▸ **Provided data**
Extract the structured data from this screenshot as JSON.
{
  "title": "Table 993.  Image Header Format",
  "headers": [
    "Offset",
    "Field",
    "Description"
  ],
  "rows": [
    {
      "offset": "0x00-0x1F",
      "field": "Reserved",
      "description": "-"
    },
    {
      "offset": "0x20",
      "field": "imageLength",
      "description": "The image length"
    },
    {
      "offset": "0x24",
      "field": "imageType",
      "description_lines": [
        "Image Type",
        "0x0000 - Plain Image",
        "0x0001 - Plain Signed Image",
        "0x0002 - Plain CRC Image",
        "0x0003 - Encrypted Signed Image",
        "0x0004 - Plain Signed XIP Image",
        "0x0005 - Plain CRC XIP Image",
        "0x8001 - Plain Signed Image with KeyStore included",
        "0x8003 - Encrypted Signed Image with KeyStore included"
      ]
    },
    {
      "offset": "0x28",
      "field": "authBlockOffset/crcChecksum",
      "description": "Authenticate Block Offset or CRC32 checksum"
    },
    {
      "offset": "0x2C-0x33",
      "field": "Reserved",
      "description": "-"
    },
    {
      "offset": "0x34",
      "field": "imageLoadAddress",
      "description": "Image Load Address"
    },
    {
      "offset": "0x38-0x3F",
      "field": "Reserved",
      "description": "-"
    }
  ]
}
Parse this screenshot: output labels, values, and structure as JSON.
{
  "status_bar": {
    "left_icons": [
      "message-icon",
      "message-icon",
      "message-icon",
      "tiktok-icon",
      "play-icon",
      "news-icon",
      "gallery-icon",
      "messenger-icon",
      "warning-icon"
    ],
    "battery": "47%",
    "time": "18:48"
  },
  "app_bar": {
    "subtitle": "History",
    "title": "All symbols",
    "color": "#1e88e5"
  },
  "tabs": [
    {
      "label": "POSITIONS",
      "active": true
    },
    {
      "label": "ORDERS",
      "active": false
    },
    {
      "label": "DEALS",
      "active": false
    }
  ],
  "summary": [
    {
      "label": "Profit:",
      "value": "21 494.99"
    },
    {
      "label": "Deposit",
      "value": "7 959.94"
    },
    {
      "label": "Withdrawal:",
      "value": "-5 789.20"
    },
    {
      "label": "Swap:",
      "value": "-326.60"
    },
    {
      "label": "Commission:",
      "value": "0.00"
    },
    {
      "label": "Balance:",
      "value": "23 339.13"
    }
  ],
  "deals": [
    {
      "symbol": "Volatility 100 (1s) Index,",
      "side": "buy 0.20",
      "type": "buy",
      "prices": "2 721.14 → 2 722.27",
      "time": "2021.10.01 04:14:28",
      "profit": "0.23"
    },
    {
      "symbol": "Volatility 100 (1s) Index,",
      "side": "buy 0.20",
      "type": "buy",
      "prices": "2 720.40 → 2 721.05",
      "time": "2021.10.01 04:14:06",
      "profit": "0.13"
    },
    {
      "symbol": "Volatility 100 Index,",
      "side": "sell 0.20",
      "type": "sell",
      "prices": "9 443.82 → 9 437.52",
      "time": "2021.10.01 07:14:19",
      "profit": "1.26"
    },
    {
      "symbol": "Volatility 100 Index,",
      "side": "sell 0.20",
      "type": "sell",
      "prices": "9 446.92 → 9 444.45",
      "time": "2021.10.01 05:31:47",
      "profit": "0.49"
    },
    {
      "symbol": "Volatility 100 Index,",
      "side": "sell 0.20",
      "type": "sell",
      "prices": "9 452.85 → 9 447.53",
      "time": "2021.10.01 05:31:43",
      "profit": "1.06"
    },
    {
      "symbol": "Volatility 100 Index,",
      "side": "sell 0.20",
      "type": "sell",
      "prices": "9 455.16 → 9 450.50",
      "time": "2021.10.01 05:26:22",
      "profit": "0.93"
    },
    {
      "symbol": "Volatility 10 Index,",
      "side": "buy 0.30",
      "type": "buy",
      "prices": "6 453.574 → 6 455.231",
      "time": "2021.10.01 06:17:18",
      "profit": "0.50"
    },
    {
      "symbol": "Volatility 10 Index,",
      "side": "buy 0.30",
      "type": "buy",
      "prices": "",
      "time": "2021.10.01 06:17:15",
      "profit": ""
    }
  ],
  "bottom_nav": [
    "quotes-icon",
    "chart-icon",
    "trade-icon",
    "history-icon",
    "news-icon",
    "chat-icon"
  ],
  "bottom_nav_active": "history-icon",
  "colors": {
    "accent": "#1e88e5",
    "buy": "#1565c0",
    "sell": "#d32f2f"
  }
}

▸ **Instruction**
Select and copy every line of the listing with the word "this".

▸ **The result**
Extract the structured data from this screenshot as JSON.
Parse this screenshot: output labels, values, and structure as JSON.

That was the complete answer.